Aim of the exercise
Return the number of lines that contain the word "Tünde", and return nothing else.

[Saved data entries]
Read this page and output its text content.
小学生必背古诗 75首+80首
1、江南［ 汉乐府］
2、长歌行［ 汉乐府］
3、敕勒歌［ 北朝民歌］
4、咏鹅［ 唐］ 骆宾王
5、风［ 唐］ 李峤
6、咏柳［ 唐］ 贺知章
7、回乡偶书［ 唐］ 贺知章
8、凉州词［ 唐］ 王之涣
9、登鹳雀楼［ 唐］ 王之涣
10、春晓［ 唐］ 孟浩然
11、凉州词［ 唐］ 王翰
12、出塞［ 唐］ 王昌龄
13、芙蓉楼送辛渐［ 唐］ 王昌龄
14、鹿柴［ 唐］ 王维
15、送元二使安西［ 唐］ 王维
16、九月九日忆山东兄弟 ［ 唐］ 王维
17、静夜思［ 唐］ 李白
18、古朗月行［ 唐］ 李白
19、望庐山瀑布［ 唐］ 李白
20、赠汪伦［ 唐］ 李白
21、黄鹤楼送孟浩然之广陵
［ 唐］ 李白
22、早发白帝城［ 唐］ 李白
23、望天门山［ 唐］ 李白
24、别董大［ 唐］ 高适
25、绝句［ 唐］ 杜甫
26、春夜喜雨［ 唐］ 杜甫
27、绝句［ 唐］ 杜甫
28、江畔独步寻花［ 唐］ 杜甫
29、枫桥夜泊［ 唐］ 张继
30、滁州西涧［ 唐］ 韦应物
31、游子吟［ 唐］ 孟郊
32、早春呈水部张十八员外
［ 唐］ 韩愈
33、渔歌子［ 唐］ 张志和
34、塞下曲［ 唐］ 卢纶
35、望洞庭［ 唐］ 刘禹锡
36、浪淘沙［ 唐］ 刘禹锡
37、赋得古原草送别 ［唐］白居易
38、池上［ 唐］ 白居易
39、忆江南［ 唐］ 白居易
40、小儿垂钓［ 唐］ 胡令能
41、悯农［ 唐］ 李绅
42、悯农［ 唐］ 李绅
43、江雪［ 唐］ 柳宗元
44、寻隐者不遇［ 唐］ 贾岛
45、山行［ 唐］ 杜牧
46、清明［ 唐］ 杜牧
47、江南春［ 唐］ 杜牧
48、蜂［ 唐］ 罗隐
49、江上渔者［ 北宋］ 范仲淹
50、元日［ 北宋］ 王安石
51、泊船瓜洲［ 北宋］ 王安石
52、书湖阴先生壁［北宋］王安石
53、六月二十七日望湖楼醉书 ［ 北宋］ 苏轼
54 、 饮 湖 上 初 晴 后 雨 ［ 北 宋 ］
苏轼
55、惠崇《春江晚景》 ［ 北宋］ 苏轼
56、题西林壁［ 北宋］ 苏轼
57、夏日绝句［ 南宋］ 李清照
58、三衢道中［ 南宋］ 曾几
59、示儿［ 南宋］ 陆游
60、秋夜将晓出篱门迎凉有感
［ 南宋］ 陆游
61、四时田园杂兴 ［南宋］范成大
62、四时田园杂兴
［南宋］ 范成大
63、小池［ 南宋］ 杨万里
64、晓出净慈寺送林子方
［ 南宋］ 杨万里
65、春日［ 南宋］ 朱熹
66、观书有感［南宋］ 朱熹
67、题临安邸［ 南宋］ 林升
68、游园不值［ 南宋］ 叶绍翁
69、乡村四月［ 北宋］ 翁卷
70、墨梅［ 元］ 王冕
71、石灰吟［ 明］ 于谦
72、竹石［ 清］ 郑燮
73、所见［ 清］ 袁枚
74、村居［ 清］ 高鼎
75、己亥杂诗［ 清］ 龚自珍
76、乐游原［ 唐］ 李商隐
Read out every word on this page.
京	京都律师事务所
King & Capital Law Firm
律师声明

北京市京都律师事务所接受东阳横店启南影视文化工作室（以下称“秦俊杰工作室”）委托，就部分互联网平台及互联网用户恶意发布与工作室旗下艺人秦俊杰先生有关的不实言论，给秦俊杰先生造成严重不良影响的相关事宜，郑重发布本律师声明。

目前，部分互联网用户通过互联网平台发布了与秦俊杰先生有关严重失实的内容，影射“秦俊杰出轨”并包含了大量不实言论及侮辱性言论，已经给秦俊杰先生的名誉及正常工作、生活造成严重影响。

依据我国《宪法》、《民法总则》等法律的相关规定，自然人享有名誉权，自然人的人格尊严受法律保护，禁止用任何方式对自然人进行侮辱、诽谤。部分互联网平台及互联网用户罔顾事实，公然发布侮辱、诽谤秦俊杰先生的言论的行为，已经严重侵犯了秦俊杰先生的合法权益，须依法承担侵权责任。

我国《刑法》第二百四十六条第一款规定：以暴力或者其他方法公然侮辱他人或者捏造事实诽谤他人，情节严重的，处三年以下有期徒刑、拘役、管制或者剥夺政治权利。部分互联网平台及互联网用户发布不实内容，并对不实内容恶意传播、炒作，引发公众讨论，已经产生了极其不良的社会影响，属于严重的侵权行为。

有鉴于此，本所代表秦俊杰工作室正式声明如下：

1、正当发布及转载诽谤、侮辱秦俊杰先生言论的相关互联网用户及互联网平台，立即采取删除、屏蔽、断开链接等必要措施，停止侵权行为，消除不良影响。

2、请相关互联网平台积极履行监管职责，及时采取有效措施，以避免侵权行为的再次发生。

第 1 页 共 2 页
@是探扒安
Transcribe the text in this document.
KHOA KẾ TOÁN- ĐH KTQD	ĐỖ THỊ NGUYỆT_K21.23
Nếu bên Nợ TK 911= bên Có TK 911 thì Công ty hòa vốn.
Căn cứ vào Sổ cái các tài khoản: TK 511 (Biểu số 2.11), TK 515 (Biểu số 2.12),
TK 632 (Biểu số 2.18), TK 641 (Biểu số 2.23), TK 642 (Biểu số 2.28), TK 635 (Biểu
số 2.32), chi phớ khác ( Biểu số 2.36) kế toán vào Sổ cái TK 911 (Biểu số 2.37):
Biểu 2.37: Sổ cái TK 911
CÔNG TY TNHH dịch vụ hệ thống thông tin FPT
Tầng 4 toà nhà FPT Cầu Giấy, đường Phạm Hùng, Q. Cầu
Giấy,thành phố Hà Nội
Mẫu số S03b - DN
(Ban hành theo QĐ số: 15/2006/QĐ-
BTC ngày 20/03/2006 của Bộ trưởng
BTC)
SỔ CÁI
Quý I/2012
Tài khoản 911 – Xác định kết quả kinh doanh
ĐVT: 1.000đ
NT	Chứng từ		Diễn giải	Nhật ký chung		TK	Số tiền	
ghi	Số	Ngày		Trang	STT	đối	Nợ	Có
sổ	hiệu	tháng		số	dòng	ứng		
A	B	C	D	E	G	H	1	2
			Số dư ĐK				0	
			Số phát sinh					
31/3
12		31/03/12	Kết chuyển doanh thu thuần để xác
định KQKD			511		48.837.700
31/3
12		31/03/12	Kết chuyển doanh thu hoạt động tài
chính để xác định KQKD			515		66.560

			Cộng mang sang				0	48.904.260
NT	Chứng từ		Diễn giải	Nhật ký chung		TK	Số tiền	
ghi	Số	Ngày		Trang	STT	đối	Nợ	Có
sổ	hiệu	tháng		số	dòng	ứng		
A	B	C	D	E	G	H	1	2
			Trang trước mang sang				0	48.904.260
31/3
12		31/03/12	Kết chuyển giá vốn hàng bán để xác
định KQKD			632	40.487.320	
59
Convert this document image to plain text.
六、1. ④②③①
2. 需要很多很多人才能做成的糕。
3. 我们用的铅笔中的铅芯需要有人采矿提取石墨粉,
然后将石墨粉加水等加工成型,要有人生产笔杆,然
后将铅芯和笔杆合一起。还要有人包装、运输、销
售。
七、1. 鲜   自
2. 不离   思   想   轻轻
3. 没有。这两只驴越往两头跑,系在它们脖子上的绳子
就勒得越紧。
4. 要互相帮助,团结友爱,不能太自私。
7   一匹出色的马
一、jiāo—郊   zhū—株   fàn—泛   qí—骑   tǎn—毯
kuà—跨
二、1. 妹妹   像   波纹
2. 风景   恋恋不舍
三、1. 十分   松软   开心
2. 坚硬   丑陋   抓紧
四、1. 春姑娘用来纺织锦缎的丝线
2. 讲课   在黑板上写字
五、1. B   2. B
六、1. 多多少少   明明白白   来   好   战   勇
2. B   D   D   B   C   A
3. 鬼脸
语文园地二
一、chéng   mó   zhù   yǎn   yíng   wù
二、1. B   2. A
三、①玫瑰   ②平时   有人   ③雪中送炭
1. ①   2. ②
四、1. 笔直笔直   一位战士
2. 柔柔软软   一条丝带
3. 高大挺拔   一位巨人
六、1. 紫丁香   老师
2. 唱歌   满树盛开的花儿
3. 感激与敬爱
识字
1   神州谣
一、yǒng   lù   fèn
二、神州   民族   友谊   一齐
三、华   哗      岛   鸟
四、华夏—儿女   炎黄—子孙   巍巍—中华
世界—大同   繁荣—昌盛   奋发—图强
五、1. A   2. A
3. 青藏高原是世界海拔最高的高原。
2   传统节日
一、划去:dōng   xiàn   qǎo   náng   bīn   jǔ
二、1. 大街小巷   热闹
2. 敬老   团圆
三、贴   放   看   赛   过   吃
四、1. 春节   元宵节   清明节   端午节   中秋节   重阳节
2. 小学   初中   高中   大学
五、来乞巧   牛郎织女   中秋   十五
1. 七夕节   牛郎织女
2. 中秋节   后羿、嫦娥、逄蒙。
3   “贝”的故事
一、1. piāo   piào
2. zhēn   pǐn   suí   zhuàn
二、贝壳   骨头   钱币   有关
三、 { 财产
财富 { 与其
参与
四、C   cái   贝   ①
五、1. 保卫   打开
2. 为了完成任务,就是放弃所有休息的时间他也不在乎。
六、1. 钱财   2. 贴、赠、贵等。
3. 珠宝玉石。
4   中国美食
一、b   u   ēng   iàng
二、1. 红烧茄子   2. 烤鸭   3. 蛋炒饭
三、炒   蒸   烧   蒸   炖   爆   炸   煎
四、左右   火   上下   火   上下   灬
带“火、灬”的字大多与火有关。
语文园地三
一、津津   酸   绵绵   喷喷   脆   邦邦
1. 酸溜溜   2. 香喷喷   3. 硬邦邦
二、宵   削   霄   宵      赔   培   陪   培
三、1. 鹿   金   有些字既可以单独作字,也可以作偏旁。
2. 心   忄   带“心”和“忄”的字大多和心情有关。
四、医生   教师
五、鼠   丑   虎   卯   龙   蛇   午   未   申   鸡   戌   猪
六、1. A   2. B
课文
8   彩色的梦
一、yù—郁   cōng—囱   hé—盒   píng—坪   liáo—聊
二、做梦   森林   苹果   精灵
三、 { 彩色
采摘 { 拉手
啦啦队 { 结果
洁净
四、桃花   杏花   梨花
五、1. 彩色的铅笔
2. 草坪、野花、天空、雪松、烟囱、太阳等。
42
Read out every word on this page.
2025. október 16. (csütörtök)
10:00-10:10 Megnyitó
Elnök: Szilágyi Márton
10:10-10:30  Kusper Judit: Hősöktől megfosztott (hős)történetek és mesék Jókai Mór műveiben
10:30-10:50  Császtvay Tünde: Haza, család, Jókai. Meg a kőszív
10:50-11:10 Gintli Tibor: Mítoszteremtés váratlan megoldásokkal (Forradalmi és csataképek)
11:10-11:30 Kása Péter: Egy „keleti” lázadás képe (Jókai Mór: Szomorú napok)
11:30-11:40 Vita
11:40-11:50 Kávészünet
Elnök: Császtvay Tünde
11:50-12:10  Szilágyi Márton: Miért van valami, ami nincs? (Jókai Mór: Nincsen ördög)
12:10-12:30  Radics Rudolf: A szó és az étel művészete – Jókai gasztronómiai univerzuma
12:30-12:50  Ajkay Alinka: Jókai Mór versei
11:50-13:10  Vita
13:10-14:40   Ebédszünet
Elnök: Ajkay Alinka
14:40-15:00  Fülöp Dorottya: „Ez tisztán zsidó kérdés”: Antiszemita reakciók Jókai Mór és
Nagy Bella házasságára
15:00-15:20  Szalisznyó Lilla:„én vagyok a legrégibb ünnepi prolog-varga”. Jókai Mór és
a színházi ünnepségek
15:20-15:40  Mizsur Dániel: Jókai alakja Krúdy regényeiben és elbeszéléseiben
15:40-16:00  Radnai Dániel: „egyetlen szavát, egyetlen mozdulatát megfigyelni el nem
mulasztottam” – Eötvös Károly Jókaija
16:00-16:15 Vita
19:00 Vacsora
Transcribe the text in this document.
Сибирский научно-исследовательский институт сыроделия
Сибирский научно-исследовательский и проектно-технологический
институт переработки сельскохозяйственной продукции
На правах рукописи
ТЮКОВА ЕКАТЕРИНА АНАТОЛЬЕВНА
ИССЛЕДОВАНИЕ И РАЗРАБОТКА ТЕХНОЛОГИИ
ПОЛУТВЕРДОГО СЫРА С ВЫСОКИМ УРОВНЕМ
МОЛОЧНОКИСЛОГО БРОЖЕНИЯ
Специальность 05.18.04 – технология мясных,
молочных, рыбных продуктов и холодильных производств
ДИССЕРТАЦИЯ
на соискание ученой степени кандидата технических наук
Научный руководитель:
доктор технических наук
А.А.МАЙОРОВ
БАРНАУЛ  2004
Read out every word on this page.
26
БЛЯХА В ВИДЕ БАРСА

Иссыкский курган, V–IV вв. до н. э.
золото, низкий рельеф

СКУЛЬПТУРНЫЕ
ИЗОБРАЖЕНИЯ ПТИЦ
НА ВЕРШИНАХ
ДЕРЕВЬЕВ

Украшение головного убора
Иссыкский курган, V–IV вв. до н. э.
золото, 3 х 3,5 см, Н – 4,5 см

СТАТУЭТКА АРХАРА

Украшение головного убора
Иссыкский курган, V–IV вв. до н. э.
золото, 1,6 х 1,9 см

Reply to the task
2